We have arranged our selection in seven loosely articulated thematic sections, inviting readers to see how the topics assigned to one section are in dialogue with others elsewhere. The articles are wide-ranging chronologically (from the 16th century to the near present), geographically (from Britain and Europe to continental and overseas empires), and focally (from the largest operations of power to its most local manifestations). They tell the histories of states in their interlocking national, international, local, and archival dimensions, and as political and legal contestations of sovereign power.
Making State Powers
‘States and Powers’ shows how familiar terms in the history of the state have been re-envisioned in recent work, at the local, national and imperial scales. Jonathan Healey’s ‘The Fray on the Meadow’ (2018) defamiliarizes the history of state formation by looking not at the slow accretion of institutions but at a dynamic ‘moment of government’ in 16th-century England. Crucial in the Tudor state’s projection of its power was the ability of its agents to embody authority in person, not symbolically but in a dramatic act of physical force. Johan Mathew’s ‘Smoke on the Water’ (2018) shows, through the career of a spectacularly ingenious smuggler of ethnically ambiguous identity, the role of privilege in accessing the functions and support of European colonial states, despite claims to bureaucratic impartiality. His essay also exposes how the racialized ‘Janus-faced’ colonial state could be used against itself and its own pretensions to demarcate colonialists from the colonized, in no small part because, as its agents on the ground understood, states are never simply unified entities but are multiform and porous. Lucy Riall’s ‘Elites in Search of Authority (2003) contests the conventional but superficial imagery of ‘weak’ state and ‘traditional’ society in 19th-century Sicily. Instead, Riall shows that a state that was infrastructurally limited was able to rely on more hidden political mechanisms to exert its authority, while elites built new networks of clientelism to protect their interests.

Required work
(A) Give the title, author, and year of every article discussed in the excerpt on state powers.
(B) How many thematic sections does the excerpt on state powers say the selection is arranged in?

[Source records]
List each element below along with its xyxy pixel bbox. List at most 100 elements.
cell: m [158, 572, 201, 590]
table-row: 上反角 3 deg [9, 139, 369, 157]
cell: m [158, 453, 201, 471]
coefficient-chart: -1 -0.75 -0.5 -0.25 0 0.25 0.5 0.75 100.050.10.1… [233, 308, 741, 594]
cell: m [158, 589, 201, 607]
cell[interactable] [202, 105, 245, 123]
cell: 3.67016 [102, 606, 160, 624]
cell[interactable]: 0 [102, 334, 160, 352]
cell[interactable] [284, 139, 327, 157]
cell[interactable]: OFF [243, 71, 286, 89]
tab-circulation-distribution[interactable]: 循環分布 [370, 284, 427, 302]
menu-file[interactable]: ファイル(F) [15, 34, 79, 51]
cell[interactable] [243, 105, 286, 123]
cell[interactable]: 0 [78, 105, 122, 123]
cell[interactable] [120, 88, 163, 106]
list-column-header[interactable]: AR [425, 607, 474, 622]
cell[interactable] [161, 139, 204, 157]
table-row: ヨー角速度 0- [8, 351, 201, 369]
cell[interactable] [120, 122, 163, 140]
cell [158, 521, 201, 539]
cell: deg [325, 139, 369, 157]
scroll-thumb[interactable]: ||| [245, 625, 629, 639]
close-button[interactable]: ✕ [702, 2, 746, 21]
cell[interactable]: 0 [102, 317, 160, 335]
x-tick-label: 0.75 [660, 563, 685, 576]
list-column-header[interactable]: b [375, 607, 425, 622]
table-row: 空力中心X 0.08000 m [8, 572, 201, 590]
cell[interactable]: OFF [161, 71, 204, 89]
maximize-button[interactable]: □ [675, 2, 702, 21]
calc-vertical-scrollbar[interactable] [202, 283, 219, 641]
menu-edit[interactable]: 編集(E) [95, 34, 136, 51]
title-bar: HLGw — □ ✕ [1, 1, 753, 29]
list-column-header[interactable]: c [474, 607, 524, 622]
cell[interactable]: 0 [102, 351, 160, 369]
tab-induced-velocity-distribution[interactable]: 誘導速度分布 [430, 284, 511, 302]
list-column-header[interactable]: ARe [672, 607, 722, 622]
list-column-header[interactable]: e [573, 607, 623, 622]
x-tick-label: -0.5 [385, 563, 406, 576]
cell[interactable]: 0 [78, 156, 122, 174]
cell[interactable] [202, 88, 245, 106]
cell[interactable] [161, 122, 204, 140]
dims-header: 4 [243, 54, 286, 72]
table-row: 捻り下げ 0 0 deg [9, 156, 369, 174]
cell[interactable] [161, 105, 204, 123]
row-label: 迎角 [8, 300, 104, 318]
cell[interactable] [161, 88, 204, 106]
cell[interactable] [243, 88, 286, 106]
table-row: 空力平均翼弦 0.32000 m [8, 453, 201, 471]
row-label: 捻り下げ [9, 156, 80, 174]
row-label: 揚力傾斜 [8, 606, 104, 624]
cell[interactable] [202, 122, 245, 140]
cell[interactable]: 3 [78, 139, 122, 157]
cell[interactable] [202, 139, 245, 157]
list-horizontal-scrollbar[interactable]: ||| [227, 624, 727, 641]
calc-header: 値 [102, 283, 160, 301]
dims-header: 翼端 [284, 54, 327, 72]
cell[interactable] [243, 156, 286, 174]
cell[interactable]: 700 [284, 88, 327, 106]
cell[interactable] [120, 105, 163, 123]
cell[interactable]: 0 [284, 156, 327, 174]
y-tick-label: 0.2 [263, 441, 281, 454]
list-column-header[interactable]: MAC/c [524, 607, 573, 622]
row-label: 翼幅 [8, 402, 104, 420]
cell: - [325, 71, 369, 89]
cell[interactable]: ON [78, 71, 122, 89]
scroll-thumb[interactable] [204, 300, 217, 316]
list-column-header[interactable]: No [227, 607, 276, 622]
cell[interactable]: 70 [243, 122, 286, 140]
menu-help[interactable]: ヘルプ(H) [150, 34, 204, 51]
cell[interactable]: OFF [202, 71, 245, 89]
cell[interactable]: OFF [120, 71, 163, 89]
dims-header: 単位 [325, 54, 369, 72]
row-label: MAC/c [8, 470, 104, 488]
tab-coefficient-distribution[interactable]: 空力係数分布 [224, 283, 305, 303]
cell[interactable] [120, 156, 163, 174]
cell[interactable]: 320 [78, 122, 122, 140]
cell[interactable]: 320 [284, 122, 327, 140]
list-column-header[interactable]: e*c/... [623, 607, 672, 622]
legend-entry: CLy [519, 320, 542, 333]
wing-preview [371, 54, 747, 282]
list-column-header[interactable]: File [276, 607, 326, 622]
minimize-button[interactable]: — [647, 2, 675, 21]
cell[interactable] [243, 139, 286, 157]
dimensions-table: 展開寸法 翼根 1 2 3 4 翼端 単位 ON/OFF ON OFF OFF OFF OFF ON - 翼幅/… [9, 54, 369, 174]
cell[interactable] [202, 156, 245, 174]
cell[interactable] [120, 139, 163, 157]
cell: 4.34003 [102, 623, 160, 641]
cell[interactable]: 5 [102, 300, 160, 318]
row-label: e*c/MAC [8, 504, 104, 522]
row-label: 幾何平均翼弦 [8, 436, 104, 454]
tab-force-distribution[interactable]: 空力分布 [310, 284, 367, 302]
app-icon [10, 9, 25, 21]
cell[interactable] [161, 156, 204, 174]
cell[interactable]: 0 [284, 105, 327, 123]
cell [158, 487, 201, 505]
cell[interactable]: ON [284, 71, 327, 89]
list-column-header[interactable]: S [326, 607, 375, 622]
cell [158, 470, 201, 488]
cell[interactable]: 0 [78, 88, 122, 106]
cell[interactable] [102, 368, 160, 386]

Answers to the exercises
(A)
- "The Fray on the Meadow," Jonathan Healey, 2018
- "Smoke on the Water," Johan Mathew, 2018
- "Elites in Search of Authority," Lucy Riall, 2003

(B) Seven.